Locate every line in the records below that holds the word "méthode" and return each one.

Stored records
::::::::::

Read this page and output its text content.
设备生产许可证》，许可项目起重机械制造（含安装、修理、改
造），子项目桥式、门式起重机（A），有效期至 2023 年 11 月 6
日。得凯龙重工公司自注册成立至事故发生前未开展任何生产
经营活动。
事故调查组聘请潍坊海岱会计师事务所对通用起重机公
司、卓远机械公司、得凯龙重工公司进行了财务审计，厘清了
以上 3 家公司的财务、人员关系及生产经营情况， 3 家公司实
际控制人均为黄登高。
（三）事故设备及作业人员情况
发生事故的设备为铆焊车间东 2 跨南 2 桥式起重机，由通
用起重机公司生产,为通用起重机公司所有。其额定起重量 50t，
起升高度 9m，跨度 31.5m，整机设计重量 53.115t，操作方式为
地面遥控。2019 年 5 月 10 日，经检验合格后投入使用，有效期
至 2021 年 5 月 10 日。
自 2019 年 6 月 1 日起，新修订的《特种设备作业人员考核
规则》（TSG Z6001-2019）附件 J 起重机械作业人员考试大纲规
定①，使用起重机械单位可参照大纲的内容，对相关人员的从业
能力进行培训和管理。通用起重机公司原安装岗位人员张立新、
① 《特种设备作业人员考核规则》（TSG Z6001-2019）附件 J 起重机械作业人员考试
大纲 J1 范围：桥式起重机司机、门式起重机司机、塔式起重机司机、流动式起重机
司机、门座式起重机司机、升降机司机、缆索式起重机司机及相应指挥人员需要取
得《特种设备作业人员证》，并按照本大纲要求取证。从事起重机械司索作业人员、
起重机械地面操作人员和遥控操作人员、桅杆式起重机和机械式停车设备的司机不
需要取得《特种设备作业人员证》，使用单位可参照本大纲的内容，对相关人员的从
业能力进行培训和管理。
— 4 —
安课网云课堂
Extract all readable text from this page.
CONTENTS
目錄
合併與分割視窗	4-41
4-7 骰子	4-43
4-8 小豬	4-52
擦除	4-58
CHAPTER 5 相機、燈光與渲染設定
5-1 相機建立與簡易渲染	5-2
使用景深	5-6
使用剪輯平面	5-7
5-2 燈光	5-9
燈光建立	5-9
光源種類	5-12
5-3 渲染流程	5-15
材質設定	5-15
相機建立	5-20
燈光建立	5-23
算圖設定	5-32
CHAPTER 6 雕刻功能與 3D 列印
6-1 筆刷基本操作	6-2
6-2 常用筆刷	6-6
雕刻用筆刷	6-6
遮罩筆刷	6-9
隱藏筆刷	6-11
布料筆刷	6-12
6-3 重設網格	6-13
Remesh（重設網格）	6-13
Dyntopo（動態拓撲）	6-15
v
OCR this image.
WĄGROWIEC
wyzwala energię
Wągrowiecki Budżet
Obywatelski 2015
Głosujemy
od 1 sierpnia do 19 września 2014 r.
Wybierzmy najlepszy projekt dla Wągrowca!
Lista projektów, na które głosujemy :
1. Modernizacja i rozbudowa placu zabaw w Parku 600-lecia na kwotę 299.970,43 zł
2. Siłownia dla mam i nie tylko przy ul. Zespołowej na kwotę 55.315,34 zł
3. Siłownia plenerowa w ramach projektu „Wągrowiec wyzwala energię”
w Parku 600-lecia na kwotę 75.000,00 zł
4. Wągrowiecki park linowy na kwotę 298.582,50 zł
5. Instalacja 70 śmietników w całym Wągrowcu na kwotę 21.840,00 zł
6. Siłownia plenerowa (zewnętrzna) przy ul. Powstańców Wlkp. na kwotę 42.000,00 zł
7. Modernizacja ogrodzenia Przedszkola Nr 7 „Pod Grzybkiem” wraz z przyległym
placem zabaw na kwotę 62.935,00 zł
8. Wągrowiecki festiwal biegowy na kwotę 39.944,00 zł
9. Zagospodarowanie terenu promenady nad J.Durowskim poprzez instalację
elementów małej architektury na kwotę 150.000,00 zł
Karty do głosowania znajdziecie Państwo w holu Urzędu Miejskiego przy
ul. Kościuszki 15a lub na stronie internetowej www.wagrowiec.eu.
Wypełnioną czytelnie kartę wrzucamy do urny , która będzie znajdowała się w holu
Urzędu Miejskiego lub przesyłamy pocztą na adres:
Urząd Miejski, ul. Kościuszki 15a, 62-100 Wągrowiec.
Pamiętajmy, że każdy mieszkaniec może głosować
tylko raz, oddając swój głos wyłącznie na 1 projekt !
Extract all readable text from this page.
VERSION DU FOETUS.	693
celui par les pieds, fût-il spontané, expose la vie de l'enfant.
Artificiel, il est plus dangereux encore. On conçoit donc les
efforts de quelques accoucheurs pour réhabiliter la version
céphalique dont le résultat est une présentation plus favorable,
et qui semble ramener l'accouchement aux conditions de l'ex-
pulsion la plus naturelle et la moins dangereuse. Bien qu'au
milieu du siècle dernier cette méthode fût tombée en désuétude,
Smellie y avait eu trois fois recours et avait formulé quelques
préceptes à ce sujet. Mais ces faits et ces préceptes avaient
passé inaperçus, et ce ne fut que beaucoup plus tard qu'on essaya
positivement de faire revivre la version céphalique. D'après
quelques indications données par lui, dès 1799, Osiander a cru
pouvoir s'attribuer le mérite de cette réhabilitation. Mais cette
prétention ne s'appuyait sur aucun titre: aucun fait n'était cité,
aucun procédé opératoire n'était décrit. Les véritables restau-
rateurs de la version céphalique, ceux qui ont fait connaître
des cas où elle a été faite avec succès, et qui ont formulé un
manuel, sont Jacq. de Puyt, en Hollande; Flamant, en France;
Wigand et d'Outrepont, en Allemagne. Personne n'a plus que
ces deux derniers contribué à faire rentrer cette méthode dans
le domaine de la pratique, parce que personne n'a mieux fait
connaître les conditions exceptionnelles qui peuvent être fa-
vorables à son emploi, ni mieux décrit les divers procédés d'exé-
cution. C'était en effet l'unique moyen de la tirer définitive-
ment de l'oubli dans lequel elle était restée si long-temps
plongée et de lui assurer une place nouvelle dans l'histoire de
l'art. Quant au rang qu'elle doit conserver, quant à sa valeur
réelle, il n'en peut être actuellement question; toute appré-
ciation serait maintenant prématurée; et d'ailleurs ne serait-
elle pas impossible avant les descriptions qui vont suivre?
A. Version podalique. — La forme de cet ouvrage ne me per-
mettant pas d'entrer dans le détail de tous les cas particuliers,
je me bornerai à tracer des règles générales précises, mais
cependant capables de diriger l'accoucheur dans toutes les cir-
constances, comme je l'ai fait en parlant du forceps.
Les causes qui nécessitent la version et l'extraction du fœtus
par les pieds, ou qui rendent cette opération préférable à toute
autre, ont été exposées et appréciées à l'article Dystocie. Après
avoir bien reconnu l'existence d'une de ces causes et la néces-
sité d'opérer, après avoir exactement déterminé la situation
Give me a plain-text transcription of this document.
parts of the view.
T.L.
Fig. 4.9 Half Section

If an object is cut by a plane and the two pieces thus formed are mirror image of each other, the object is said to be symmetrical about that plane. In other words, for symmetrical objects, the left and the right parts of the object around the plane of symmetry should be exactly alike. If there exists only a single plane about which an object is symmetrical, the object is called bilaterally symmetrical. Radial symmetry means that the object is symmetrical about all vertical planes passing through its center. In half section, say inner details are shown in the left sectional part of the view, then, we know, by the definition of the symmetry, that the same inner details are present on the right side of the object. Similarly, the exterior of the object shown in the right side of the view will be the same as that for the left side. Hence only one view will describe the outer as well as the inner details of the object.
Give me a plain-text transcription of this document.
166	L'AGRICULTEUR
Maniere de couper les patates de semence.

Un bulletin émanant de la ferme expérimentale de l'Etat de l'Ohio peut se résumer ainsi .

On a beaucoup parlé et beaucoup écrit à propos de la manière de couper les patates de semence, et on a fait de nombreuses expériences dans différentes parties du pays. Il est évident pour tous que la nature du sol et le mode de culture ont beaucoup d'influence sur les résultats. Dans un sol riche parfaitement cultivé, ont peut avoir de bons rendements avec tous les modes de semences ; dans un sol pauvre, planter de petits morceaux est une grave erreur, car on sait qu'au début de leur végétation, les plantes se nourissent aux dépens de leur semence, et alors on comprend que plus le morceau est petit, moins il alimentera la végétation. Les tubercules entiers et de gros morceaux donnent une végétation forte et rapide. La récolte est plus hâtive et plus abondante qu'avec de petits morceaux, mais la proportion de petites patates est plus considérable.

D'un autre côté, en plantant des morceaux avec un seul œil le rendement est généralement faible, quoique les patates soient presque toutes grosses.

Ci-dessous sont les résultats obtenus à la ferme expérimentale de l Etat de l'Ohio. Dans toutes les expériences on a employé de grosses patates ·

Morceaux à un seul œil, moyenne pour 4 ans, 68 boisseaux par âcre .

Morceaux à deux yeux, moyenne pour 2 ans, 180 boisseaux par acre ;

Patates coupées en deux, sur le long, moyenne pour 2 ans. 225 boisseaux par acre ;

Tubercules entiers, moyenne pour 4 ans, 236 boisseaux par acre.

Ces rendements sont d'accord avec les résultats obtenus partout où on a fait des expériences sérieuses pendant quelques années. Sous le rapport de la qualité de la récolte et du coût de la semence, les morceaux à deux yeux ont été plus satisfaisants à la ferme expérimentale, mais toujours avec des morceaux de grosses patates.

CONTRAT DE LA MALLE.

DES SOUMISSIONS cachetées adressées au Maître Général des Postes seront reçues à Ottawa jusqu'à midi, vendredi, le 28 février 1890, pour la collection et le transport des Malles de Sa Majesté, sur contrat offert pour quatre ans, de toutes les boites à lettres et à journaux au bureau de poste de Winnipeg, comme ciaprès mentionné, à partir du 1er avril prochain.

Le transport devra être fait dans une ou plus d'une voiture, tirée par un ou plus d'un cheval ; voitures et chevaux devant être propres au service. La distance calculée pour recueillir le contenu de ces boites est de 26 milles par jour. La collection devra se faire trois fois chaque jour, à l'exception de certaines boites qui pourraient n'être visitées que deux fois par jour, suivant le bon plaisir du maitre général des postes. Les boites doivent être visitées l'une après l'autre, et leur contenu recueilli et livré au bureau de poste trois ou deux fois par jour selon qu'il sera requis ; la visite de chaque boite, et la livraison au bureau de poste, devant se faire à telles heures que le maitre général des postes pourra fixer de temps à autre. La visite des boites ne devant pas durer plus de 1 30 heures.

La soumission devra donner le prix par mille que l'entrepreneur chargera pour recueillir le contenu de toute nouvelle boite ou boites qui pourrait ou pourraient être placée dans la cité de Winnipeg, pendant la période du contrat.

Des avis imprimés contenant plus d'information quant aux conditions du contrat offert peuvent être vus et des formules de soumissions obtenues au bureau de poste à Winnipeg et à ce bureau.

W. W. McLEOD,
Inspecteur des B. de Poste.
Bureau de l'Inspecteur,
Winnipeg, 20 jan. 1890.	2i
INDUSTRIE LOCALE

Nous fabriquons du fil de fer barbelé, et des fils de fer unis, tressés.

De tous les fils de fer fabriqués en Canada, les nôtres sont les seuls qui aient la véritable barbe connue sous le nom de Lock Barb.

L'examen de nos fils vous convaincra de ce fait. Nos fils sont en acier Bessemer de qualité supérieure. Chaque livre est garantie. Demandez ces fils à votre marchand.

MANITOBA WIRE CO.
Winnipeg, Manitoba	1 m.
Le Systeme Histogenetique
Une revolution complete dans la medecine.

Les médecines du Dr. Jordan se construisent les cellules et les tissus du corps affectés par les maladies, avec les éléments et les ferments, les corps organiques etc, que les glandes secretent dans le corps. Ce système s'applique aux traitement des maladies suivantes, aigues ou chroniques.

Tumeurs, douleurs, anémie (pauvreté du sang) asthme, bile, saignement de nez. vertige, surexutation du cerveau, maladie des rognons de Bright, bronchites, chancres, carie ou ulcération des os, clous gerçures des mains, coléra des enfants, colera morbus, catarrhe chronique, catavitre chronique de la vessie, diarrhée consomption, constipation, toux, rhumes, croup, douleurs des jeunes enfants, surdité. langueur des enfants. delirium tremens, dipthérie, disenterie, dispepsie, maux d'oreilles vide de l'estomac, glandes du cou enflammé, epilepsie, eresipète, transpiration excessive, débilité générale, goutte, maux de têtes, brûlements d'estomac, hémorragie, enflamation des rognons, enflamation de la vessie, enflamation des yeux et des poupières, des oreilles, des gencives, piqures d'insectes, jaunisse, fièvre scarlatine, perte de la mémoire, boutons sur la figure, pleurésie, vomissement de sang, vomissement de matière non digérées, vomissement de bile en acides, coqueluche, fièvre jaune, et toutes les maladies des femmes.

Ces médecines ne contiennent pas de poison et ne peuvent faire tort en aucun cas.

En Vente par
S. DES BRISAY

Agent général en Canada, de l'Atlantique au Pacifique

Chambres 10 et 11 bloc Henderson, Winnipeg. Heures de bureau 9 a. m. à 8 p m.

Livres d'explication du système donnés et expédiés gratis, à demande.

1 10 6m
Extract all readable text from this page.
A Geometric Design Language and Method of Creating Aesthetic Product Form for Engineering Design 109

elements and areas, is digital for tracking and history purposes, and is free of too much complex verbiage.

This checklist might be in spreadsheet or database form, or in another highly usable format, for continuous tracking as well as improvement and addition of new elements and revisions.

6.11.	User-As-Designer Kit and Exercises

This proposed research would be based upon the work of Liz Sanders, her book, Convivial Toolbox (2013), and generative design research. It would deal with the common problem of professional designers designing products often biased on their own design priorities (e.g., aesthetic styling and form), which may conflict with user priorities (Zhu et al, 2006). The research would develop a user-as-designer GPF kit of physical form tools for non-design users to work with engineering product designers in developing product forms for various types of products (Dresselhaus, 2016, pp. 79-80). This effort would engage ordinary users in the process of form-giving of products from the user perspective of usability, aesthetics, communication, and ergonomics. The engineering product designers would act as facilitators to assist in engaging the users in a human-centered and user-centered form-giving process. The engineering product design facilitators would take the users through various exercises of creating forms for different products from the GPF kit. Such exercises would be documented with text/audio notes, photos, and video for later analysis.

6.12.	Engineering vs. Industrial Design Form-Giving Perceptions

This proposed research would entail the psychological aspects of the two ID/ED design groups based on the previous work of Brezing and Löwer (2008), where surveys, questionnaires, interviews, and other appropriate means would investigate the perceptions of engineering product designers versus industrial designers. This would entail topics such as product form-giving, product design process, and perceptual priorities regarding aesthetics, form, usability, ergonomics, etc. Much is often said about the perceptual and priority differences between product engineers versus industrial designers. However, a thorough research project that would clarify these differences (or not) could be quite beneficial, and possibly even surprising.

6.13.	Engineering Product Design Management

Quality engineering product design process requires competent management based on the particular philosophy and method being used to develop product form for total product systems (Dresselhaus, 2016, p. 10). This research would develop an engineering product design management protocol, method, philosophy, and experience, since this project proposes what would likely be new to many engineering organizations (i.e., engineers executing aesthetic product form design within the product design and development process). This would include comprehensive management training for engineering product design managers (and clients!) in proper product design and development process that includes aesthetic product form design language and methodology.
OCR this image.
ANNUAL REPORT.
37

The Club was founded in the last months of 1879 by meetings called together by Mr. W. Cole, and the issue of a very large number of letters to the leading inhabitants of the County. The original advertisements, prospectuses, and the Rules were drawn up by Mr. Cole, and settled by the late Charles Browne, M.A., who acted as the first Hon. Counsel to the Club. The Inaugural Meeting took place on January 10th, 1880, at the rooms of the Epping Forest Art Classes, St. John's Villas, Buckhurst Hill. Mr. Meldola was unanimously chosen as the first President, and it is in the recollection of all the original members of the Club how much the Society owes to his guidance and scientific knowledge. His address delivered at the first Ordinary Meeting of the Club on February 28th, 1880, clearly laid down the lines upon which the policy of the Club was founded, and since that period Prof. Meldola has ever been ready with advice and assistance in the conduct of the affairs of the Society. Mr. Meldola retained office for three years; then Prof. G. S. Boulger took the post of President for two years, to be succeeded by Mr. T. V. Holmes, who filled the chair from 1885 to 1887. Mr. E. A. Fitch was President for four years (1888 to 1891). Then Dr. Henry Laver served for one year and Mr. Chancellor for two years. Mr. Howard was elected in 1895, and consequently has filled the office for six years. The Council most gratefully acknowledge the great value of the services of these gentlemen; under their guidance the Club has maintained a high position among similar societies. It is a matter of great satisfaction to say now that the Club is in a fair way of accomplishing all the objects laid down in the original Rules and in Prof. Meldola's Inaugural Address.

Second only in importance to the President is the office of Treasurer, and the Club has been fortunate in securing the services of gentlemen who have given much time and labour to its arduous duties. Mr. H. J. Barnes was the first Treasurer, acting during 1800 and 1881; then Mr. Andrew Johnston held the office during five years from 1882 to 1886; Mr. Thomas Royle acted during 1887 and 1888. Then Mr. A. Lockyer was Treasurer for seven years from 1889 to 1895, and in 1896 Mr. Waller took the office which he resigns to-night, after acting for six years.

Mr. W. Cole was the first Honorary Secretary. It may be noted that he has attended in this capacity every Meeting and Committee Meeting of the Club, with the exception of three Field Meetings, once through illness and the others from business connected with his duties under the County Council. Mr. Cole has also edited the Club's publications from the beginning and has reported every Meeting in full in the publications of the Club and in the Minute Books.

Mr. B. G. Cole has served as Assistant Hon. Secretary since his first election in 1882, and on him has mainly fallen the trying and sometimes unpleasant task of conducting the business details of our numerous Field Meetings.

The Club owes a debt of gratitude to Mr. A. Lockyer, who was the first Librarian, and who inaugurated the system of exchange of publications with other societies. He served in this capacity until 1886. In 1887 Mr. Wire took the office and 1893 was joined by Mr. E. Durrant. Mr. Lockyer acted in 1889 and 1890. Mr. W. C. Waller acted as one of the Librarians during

::::::::::

* **EXERCISE RESPONSE**:
milieu du siècle dernier cette méthode fût tombée en désuétude,
ces deux derniers contribué à faire rentrer cette méthode dans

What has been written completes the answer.